Short problem
Filter this material down to the lines that hold "title", copying each one.

━━━ Raw data ━━━

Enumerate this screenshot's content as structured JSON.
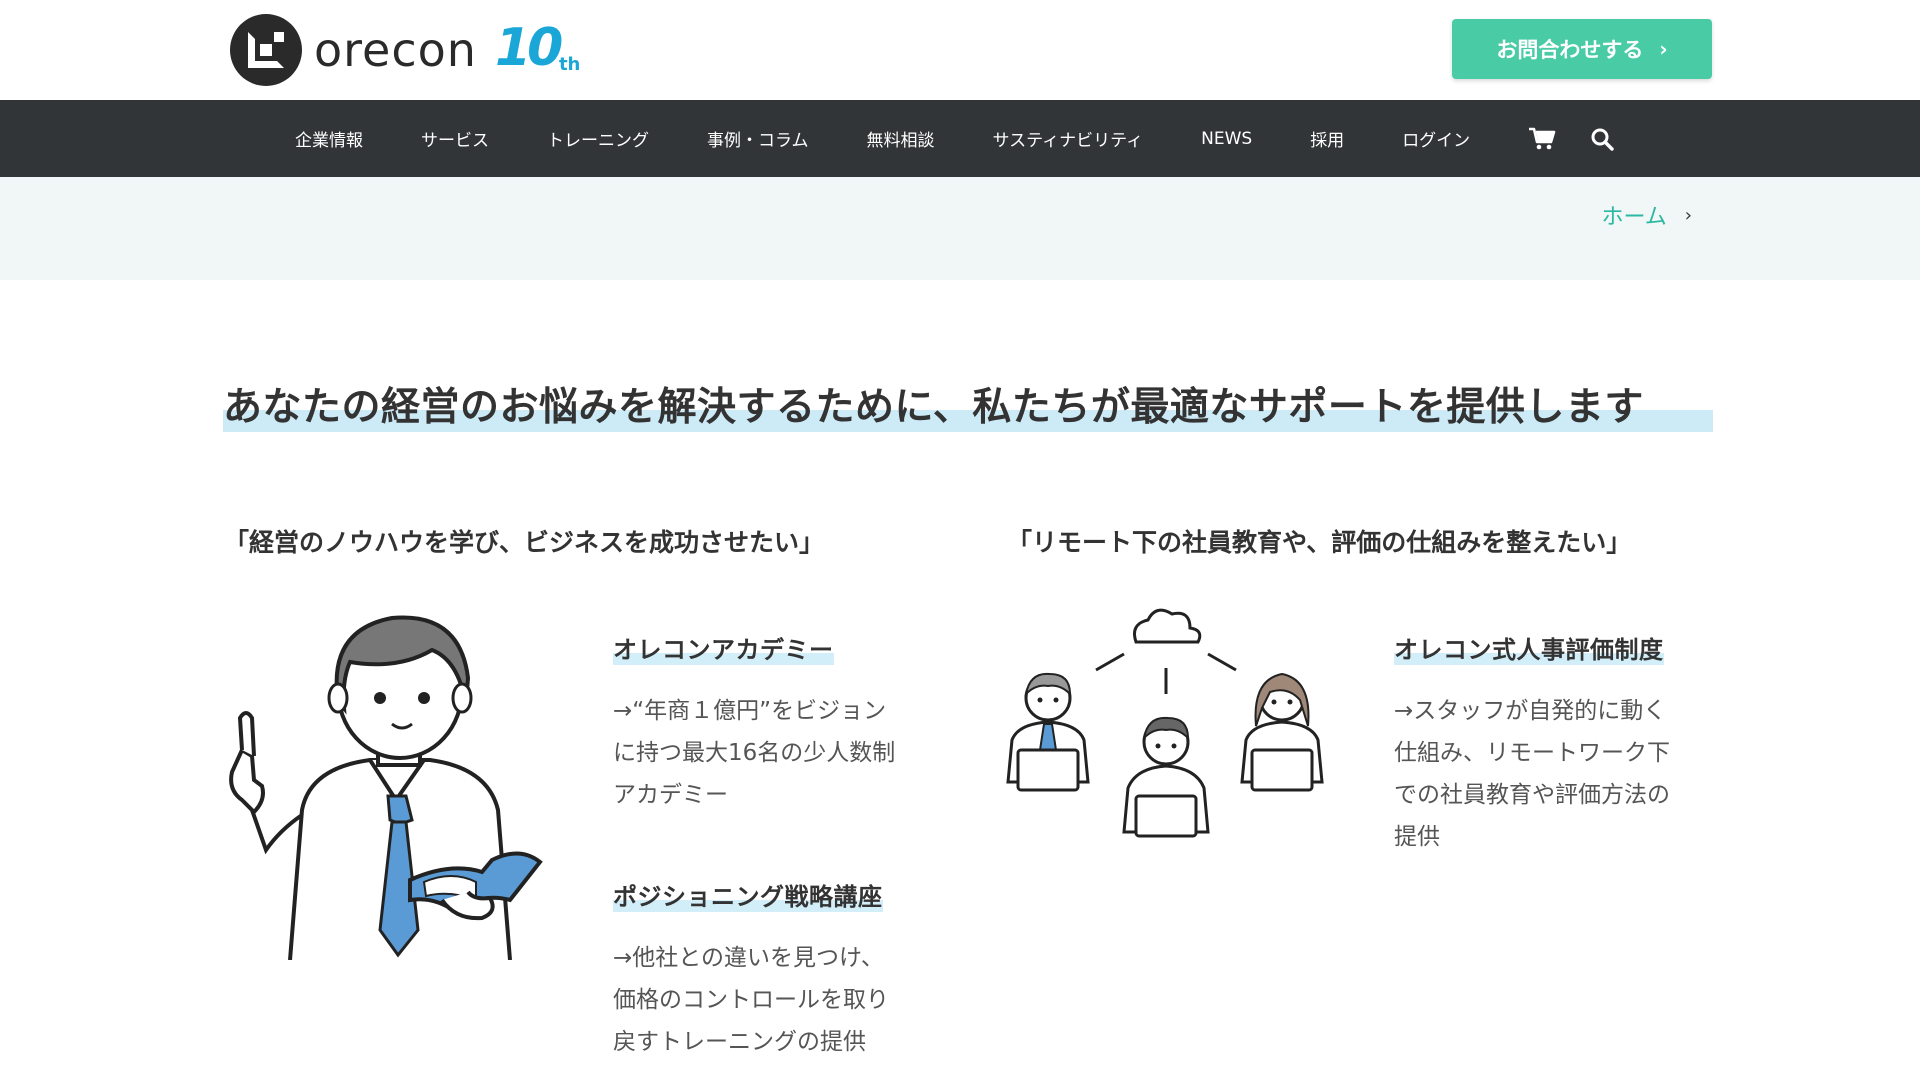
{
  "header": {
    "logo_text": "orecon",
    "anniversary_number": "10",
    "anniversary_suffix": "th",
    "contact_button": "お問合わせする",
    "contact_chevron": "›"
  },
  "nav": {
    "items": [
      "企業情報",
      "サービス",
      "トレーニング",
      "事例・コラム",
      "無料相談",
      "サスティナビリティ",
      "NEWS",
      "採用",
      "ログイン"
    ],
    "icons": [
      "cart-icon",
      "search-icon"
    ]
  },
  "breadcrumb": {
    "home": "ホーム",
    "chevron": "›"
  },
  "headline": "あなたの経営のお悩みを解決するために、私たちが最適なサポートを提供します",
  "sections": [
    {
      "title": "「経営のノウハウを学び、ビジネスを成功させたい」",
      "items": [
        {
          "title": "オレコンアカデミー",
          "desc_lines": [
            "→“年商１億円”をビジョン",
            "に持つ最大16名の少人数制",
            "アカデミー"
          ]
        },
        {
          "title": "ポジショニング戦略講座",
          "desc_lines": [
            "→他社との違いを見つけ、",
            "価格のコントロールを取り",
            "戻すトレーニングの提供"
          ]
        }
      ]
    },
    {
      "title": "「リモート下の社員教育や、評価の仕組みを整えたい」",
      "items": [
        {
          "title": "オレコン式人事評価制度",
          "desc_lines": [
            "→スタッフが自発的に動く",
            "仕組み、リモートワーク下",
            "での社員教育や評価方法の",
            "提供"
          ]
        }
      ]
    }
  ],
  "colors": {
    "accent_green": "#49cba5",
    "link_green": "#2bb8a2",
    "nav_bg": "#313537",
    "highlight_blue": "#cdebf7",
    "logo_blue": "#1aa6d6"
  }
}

━━━

Complete output
      "title": "「経営のノウハウを学び、ビジネスを成功させたい」",
          "title": "オレコンアカデミー",
          "title": "ポジショニング戦略講座",
      "title": "「リモート下の社員教育や、評価の仕組みを整えたい」",
          "title": "オレコン式人事評価制度",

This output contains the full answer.